◆ Exercise data ◆

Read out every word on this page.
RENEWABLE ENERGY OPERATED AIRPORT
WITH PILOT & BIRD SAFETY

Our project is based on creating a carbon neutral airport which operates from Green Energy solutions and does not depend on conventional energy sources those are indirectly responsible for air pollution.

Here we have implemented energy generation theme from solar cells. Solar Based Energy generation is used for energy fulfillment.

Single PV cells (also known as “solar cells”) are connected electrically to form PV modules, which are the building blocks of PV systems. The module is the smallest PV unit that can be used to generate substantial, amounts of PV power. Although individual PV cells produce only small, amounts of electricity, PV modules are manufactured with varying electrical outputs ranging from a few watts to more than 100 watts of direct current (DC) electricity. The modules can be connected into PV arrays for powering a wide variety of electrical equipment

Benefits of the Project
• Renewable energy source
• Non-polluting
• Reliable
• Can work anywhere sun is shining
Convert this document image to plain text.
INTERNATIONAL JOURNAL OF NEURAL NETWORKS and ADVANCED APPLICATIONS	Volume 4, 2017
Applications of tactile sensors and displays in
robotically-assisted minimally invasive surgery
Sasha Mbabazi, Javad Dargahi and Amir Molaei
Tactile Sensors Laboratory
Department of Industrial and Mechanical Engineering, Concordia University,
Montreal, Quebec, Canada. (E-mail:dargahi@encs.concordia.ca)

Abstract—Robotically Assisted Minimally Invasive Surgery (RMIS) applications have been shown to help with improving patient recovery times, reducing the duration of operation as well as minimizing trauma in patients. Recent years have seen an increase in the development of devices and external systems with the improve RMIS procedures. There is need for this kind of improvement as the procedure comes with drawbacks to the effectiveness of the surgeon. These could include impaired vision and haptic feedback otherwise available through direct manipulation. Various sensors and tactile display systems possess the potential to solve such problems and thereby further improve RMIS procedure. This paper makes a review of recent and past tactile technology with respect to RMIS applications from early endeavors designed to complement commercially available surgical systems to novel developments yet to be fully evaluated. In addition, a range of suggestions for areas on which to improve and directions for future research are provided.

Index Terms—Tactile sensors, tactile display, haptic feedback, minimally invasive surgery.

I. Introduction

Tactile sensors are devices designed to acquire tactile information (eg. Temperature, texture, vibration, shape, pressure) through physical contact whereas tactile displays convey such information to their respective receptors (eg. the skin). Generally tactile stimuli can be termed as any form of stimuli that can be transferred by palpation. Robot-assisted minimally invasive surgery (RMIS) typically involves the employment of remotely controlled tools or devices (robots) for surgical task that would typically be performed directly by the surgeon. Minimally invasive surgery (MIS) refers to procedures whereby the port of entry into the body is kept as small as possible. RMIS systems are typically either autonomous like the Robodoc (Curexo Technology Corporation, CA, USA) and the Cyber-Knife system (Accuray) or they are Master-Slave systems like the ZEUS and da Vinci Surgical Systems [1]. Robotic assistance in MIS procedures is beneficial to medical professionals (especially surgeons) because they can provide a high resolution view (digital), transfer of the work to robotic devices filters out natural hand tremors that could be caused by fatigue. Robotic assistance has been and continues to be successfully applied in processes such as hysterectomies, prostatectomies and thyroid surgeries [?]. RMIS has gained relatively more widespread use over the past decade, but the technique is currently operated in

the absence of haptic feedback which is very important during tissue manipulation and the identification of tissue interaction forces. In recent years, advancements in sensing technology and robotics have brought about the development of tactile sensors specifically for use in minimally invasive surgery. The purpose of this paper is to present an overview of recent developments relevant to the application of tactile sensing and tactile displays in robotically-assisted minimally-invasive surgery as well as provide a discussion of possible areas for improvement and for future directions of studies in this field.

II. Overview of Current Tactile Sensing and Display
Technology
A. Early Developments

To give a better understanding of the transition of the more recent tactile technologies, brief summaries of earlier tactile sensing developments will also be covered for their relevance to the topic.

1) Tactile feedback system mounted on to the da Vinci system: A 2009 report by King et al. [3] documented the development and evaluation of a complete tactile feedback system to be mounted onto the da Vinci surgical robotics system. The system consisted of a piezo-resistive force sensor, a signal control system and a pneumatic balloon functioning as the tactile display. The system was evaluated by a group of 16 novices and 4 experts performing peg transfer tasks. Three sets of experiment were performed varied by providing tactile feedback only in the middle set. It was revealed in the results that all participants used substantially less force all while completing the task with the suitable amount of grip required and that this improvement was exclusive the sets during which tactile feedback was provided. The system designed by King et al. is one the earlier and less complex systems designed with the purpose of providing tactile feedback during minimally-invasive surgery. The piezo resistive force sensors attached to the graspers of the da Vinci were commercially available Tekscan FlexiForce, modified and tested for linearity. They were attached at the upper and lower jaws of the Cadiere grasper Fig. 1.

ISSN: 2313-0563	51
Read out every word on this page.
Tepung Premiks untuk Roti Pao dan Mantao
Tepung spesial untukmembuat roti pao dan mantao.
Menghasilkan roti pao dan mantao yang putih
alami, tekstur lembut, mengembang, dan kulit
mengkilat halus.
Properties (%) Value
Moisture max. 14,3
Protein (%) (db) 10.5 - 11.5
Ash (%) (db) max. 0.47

◆ How to complete this task ◆
Extract the complete listing above, reproducing each line exactly.

◆ Your solution ◆
Read out every word on this page.
RENEWABLE ENERGY OPERATED AIRPORT
WITH PILOT & BIRD SAFETY

Our project is based on creating a carbon neutral airport which operates from Green Energy solutions and does not depend on conventional energy sources those are indirectly responsible for air pollution.

Here we have implemented energy generation theme from solar cells. Solar Based Energy generation is used for energy fulfillment.

Single PV cells (also known as “solar cells”) are connected electrically to form PV modules, which are the building blocks of PV systems. The module is the smallest PV unit that can be used to generate substantial, amounts of PV power. Although individual PV cells produce only small, amounts of electricity, PV modules are manufactured with varying electrical outputs ranging from a few watts to more than 100 watts of direct current (DC) electricity. The modules can be connected into PV arrays for powering a wide variety of electrical equipment

Benefits of the Project
• Renewable energy source
• Non-polluting
• Reliable
• Can work anywhere sun is shining
Convert this document image to plain text.
INTERNATIONAL JOURNAL OF NEURAL NETWORKS and ADVANCED APPLICATIONS	Volume 4, 2017
Applications of tactile sensors and displays in
robotically-assisted minimally invasive surgery
Sasha Mbabazi, Javad Dargahi and Amir Molaei
Tactile Sensors Laboratory
Department of Industrial and Mechanical Engineering, Concordia University,
Montreal, Quebec, Canada. (E-mail:dargahi@encs.concordia.ca)

Abstract—Robotically Assisted Minimally Invasive Surgery (RMIS) applications have been shown to help with improving patient recovery times, reducing the duration of operation as well as minimizing trauma in patients. Recent years have seen an increase in the development of devices and external systems with the improve RMIS procedures. There is need for this kind of improvement as the procedure comes with drawbacks to the effectiveness of the surgeon. These could include impaired vision and haptic feedback otherwise available through direct manipulation. Various sensors and tactile display systems possess the potential to solve such problems and thereby further improve RMIS procedure. This paper makes a review of recent and past tactile technology with respect to RMIS applications from early endeavors designed to complement commercially available surgical systems to novel developments yet to be fully evaluated. In addition, a range of suggestions for areas on which to improve and directions for future research are provided.

Index Terms—Tactile sensors, tactile display, haptic feedback, minimally invasive surgery.

I. Introduction

Tactile sensors are devices designed to acquire tactile information (eg. Temperature, texture, vibration, shape, pressure) through physical contact whereas tactile displays convey such information to their respective receptors (eg. the skin). Generally tactile stimuli can be termed as any form of stimuli that can be transferred by palpation. Robot-assisted minimally invasive surgery (RMIS) typically involves the employment of remotely controlled tools or devices (robots) for surgical task that would typically be performed directly by the surgeon. Minimally invasive surgery (MIS) refers to procedures whereby the port of entry into the body is kept as small as possible. RMIS systems are typically either autonomous like the Robodoc (Curexo Technology Corporation, CA, USA) and the Cyber-Knife system (Accuray) or they are Master-Slave systems like the ZEUS and da Vinci Surgical Systems [1]. Robotic assistance in MIS procedures is beneficial to medical professionals (especially surgeons) because they can provide a high resolution view (digital), transfer of the work to robotic devices filters out natural hand tremors that could be caused by fatigue. Robotic assistance has been and continues to be successfully applied in processes such as hysterectomies, prostatectomies and thyroid surgeries [?]. RMIS has gained relatively more widespread use over the past decade, but the technique is currently operated in

the absence of haptic feedback which is very important during tissue manipulation and the identification of tissue interaction forces. In recent years, advancements in sensing technology and robotics have brought about the development of tactile sensors specifically for use in minimally invasive surgery. The purpose of this paper is to present an overview of recent developments relevant to the application of tactile sensing and tactile displays in robotically-assisted minimally-invasive surgery as well as provide a discussion of possible areas for improvement and for future directions of studies in this field.

II. Overview of Current Tactile Sensing and Display
Technology
A. Early Developments

To give a better understanding of the transition of the more recent tactile technologies, brief summaries of earlier tactile sensing developments will also be covered for their relevance to the topic.

1) Tactile feedback system mounted on to the da Vinci system: A 2009 report by King et al. [3] documented the development and evaluation of a complete tactile feedback system to be mounted onto the da Vinci surgical robotics system. The system consisted of a piezo-resistive force sensor, a signal control system and a pneumatic balloon functioning as the tactile display. The system was evaluated by a group of 16 novices and 4 experts performing peg transfer tasks. Three sets of experiment were performed varied by providing tactile feedback only in the middle set. It was revealed in the results that all participants used substantially less force all while completing the task with the suitable amount of grip required and that this improvement was exclusive the sets during which tactile feedback was provided. The system designed by King et al. is one the earlier and less complex systems designed with the purpose of providing tactile feedback during minimally-invasive surgery. The piezo resistive force sensors attached to the graspers of the da Vinci were commercially available Tekscan FlexiForce, modified and tested for linearity. They were attached at the upper and lower jaws of the Cadiere grasper Fig. 1.

ISSN: 2313-0563	51
Read out every word on this page.
Tepung Premiks untuk Roti Pao dan Mantao
Tepung spesial untukmembuat roti pao dan mantao.
Menghasilkan roti pao dan mantao yang putih
alami, tekstur lembut, mengembang, dan kulit
mengkilat halus.
Properties (%) Value
Moisture max. 14,3
Protein (%) (db) 10.5 - 11.5
Ash (%) (db) max. 0.47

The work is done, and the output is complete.